* _AIM_
Repeat the material in full. Keep every line exactly as it is.

* _DATASET ENTRIES_
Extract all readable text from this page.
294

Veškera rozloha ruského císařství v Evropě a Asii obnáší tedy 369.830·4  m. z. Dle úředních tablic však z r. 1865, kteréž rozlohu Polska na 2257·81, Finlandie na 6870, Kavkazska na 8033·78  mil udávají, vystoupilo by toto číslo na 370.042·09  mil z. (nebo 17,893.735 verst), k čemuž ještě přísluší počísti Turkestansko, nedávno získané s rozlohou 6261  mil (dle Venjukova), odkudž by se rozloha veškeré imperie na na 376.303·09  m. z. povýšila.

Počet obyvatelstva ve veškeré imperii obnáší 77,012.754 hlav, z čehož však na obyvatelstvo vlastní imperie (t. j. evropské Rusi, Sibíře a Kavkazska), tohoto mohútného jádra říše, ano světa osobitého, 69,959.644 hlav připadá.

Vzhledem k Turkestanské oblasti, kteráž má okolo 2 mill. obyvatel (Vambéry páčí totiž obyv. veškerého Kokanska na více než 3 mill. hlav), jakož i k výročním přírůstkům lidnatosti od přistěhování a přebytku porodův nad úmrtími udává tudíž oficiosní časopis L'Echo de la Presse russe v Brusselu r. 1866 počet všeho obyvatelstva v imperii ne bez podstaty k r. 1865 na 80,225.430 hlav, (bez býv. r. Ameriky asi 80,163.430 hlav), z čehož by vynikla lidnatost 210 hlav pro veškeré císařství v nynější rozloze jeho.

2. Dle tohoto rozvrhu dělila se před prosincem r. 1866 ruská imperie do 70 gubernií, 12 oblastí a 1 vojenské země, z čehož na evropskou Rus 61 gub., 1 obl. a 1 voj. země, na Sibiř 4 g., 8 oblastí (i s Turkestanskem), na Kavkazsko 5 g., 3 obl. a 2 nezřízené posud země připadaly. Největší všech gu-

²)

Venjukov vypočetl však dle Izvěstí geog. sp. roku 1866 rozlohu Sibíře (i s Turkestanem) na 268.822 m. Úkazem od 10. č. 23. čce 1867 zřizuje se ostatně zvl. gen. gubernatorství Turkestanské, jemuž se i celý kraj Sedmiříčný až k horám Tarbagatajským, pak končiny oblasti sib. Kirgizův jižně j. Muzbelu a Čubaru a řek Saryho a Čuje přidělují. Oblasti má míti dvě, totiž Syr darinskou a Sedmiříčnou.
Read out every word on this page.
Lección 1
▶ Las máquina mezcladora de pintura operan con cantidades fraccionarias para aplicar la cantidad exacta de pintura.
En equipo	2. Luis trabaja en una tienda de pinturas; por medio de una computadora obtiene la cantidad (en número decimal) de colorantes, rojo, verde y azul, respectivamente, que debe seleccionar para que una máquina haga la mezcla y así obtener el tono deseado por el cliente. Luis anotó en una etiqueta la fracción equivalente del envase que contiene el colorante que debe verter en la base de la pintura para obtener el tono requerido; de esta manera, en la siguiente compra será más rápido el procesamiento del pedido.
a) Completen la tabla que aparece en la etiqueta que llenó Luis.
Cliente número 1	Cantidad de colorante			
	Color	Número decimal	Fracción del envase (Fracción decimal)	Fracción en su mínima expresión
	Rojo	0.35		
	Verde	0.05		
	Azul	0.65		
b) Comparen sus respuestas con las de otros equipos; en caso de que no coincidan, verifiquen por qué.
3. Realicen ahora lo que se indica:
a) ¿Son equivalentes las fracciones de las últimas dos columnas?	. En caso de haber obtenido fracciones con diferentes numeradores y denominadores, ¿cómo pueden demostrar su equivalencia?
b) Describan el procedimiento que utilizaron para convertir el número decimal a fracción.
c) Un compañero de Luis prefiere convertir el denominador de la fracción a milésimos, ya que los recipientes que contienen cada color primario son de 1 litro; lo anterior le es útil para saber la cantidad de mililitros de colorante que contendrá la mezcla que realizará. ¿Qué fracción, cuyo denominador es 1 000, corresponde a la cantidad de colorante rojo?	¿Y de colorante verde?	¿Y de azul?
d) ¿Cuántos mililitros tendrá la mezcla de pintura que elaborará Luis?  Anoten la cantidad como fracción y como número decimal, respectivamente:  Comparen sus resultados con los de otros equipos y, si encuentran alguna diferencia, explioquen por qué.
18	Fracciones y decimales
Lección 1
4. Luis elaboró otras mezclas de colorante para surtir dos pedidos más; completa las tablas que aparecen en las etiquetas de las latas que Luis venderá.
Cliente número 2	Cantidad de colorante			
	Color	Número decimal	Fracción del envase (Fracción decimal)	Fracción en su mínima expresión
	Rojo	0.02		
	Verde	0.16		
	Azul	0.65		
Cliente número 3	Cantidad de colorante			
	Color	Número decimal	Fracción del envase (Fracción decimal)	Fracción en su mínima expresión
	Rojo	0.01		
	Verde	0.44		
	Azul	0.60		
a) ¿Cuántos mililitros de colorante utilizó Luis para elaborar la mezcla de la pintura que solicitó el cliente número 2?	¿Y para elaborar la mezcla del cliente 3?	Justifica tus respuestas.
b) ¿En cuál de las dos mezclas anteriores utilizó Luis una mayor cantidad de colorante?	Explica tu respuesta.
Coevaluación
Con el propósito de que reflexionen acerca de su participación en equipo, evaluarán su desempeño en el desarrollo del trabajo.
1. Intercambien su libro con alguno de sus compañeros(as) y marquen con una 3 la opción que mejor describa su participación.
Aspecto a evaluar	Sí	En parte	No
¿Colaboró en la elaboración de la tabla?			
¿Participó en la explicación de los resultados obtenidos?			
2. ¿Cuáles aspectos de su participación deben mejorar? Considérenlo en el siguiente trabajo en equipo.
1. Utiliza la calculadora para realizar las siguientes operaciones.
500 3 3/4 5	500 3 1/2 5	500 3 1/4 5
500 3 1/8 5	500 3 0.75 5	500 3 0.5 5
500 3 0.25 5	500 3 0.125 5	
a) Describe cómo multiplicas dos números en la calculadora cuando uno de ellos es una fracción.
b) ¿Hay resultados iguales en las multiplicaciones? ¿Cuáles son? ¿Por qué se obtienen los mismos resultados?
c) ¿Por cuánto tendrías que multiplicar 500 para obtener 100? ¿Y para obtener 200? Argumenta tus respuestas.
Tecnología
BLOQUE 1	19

* _COMPLETE OUTPUT_
Extract all readable text from this page.
294

Veškera rozloha ruského císařství v Evropě a Asii obnáší tedy 369.830·4  m. z. Dle úředních tablic však z r. 1865, kteréž rozlohu Polska na 2257·81, Finlandie na 6870, Kavkazska na 8033·78  mil udávají, vystoupilo by toto číslo na 370.042·09  mil z. (nebo 17,893.735 verst), k čemuž ještě přísluší počísti Turkestansko, nedávno získané s rozlohou 6261  mil (dle Venjukova), odkudž by se rozloha veškeré imperie na na 376.303·09  m. z. povýšila.

Počet obyvatelstva ve veškeré imperii obnáší 77,012.754 hlav, z čehož však na obyvatelstvo vlastní imperie (t. j. evropské Rusi, Sibíře a Kavkazska), tohoto mohútného jádra říše, ano světa osobitého, 69,959.644 hlav připadá.

Vzhledem k Turkestanské oblasti, kteráž má okolo 2 mill. obyvatel (Vambéry páčí totiž obyv. veškerého Kokanska na více než 3 mill. hlav), jakož i k výročním přírůstkům lidnatosti od přistěhování a přebytku porodův nad úmrtími udává tudíž oficiosní časopis L'Echo de la Presse russe v Brusselu r. 1866 počet všeho obyvatelstva v imperii ne bez podstaty k r. 1865 na 80,225.430 hlav, (bez býv. r. Ameriky asi 80,163.430 hlav), z čehož by vynikla lidnatost 210 hlav pro veškeré císařství v nynější rozloze jeho.

2. Dle tohoto rozvrhu dělila se před prosincem r. 1866 ruská imperie do 70 gubernií, 12 oblastí a 1 vojenské země, z čehož na evropskou Rus 61 gub., 1 obl. a 1 voj. země, na Sibiř 4 g., 8 oblastí (i s Turkestanskem), na Kavkazsko 5 g., 3 obl. a 2 nezřízené posud země připadaly. Největší všech gu-

²)

Venjukov vypočetl však dle Izvěstí geog. sp. roku 1866 rozlohu Sibíře (i s Turkestanem) na 268.822 m. Úkazem od 10. č. 23. čce 1867 zřizuje se ostatně zvl. gen. gubernatorství Turkestanské, jemuž se i celý kraj Sedmiříčný až k horám Tarbagatajským, pak končiny oblasti sib. Kirgizův jižně j. Muzbelu a Čubaru a řek Saryho a Čuje přidělují. Oblasti má míti dvě, totiž Syr darinskou a Sedmiříčnou.
Read out every word on this page.
Lección 1
▶ Las máquina mezcladora de pintura operan con cantidades fraccionarias para aplicar la cantidad exacta de pintura.
En equipo	2. Luis trabaja en una tienda de pinturas; por medio de una computadora obtiene la cantidad (en número decimal) de colorantes, rojo, verde y azul, respectivamente, que debe seleccionar para que una máquina haga la mezcla y así obtener el tono deseado por el cliente. Luis anotó en una etiqueta la fracción equivalente del envase que contiene el colorante que debe verter en la base de la pintura para obtener el tono requerido; de esta manera, en la siguiente compra será más rápido el procesamiento del pedido.
a) Completen la tabla que aparece en la etiqueta que llenó Luis.
Cliente número 1	Cantidad de colorante			
	Color	Número decimal	Fracción del envase (Fracción decimal)	Fracción en su mínima expresión
	Rojo	0.35		
	Verde	0.05		
	Azul	0.65		
b) Comparen sus respuestas con las de otros equipos; en caso de que no coincidan, verifiquen por qué.
3. Realicen ahora lo que se indica:
a) ¿Son equivalentes las fracciones de las últimas dos columnas?	. En caso de haber obtenido fracciones con diferentes numeradores y denominadores, ¿cómo pueden demostrar su equivalencia?
b) Describan el procedimiento que utilizaron para convertir el número decimal a fracción.
c) Un compañero de Luis prefiere convertir el denominador de la fracción a milésimos, ya que los recipientes que contienen cada color primario son de 1 litro; lo anterior le es útil para saber la cantidad de mililitros de colorante que contendrá la mezcla que realizará. ¿Qué fracción, cuyo denominador es 1 000, corresponde a la cantidad de colorante rojo?	¿Y de colorante verde?	¿Y de azul?
d) ¿Cuántos mililitros tendrá la mezcla de pintura que elaborará Luis?  Anoten la cantidad como fracción y como número decimal, respectivamente:  Comparen sus resultados con los de otros equipos y, si encuentran alguna diferencia, explioquen por qué.
18	Fracciones y decimales
Lección 1
4. Luis elaboró otras mezclas de colorante para surtir dos pedidos más; completa las tablas que aparecen en las etiquetas de las latas que Luis venderá.
Cliente número 2	Cantidad de colorante			
	Color	Número decimal	Fracción del envase (Fracción decimal)	Fracción en su mínima expresión
	Rojo	0.02		
	Verde	0.16		
	Azul	0.65		
Cliente número 3	Cantidad de colorante			
	Color	Número decimal	Fracción del envase (Fracción decimal)	Fracción en su mínima expresión
	Rojo	0.01		
	Verde	0.44		
	Azul	0.60		
a) ¿Cuántos mililitros de colorante utilizó Luis para elaborar la mezcla de la pintura que solicitó el cliente número 2?	¿Y para elaborar la mezcla del cliente 3?	Justifica tus respuestas.
b) ¿En cuál de las dos mezclas anteriores utilizó Luis una mayor cantidad de colorante?	Explica tu respuesta.
Coevaluación
Con el propósito de que reflexionen acerca de su participación en equipo, evaluarán su desempeño en el desarrollo del trabajo.
1. Intercambien su libro con alguno de sus compañeros(as) y marquen con una 3 la opción que mejor describa su participación.
Aspecto a evaluar	Sí	En parte	No
¿Colaboró en la elaboración de la tabla?			
¿Participó en la explicación de los resultados obtenidos?			
2. ¿Cuáles aspectos de su participación deben mejorar? Considérenlo en el siguiente trabajo en equipo.
1. Utiliza la calculadora para realizar las siguientes operaciones.
500 3 3/4 5	500 3 1/2 5	500 3 1/4 5
500 3 1/8 5	500 3 0.75 5	500 3 0.5 5
500 3 0.25 5	500 3 0.125 5	
a) Describe cómo multiplicas dos números en la calculadora cuando uno de ellos es una fracción.
b) ¿Hay resultados iguales en las multiplicaciones? ¿Cuáles son? ¿Por qué se obtienen los mismos resultados?
c) ¿Por cuánto tendrías que multiplicar 500 para obtener 100? ¿Y para obtener 200? Argumenta tus respuestas.
Tecnología
BLOQUE 1	19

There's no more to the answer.